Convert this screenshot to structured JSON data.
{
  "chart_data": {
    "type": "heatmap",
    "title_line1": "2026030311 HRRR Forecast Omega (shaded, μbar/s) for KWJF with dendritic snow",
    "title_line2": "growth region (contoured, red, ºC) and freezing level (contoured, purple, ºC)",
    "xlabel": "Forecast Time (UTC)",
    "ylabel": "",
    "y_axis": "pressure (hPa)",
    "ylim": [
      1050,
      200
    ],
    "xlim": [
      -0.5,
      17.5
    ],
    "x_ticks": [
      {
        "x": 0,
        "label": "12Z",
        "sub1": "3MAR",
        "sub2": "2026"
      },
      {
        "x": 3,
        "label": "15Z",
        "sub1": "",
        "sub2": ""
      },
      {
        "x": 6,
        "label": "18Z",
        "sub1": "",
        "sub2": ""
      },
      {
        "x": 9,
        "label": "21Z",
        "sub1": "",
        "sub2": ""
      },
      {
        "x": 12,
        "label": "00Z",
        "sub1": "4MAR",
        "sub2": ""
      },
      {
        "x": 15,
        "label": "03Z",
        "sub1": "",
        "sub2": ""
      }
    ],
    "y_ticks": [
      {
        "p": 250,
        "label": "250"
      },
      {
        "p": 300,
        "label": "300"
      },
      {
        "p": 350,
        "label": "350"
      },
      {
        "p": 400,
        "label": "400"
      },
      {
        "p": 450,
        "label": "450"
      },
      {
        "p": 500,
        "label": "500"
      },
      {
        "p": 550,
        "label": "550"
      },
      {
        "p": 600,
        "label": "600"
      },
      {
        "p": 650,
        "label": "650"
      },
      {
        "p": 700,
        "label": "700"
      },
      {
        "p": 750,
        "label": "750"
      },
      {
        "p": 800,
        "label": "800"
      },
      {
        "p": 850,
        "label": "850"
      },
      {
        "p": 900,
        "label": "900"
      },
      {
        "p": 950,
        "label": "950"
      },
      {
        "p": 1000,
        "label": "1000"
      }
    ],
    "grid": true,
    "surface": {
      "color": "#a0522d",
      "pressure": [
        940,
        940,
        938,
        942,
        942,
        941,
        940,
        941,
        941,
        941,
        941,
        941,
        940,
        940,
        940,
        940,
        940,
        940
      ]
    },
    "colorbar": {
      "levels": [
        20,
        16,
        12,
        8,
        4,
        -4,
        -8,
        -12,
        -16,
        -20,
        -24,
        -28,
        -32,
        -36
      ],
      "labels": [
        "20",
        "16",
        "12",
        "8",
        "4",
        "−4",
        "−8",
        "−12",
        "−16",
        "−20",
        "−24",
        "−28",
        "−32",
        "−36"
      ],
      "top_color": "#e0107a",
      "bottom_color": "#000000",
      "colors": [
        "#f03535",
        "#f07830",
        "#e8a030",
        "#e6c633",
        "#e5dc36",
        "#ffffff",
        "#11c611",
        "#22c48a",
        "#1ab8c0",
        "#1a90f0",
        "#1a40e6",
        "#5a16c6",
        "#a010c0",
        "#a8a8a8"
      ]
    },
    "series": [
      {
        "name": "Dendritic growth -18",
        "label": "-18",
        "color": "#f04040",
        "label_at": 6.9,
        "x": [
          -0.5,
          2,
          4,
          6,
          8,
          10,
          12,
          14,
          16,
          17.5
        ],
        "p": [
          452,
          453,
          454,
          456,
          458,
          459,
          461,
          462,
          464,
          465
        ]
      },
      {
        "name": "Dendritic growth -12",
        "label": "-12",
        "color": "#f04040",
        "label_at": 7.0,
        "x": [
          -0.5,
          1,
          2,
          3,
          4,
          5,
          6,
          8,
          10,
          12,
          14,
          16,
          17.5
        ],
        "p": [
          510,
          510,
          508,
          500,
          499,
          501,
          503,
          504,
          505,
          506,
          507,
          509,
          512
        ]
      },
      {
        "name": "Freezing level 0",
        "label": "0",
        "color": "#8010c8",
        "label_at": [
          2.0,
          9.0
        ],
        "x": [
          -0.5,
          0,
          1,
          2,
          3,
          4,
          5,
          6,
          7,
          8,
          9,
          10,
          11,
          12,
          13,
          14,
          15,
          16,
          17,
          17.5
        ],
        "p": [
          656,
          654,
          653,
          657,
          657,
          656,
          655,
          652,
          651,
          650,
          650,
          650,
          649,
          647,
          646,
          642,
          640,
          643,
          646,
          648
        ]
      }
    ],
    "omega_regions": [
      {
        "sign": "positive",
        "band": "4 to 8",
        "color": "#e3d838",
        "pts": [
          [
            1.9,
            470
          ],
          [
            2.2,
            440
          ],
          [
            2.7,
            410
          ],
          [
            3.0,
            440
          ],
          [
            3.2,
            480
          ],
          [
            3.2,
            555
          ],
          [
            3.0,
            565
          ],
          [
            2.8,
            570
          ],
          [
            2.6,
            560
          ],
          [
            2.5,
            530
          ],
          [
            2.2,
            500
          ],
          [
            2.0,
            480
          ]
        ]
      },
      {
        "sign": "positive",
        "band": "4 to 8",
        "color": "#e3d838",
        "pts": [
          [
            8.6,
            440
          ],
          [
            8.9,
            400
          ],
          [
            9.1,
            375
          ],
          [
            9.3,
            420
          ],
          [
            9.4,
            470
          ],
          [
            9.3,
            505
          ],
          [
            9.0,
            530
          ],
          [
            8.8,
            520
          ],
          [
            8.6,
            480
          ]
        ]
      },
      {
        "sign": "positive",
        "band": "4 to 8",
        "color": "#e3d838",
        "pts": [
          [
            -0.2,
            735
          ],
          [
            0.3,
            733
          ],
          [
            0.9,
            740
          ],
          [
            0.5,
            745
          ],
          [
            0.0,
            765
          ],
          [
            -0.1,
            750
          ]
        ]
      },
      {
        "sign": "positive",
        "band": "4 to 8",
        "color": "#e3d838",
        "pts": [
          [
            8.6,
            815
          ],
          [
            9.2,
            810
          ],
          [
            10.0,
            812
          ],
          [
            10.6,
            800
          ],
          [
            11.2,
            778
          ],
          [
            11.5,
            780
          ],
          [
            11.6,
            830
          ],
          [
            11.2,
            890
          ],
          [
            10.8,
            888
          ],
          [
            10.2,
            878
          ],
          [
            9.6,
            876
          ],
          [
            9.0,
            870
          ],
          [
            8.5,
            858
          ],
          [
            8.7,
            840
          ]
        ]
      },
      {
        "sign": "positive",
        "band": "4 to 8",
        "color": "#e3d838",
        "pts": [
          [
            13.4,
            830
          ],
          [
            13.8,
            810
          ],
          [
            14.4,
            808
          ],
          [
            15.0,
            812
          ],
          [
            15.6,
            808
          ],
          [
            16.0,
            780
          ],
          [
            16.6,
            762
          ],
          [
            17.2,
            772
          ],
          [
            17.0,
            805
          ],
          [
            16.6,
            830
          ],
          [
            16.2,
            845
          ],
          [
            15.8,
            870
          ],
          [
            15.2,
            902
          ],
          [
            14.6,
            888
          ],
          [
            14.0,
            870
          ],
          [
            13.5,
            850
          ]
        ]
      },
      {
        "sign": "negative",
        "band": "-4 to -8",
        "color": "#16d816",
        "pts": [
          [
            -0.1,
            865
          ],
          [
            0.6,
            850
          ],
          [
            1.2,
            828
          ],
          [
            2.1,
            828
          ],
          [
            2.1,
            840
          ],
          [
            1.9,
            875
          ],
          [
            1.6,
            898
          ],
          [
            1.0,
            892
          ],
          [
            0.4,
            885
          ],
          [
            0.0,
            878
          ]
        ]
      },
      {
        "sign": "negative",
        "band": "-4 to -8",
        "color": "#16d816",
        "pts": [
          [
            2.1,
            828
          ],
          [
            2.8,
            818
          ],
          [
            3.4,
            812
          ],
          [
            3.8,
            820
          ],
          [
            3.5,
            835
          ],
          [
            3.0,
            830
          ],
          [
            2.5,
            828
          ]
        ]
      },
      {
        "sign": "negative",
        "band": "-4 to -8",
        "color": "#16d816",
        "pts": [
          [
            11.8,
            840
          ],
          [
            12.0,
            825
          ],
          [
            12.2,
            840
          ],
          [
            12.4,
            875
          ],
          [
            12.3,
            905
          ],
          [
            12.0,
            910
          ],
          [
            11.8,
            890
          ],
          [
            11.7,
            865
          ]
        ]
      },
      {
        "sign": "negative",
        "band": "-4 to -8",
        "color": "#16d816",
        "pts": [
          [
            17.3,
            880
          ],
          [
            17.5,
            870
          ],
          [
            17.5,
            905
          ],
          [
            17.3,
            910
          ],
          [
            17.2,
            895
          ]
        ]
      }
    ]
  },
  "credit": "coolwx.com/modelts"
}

※ ※ ※

**What the exercise asks**. Whenever "Forecast" turns up in a line, pick that line out.

**Written reply**.
    "title_line1": "2026030311 HRRR Forecast Omega (shaded, μbar/s) for KWJF with dendritic snow",
    "xlabel": "Forecast Time (UTC)",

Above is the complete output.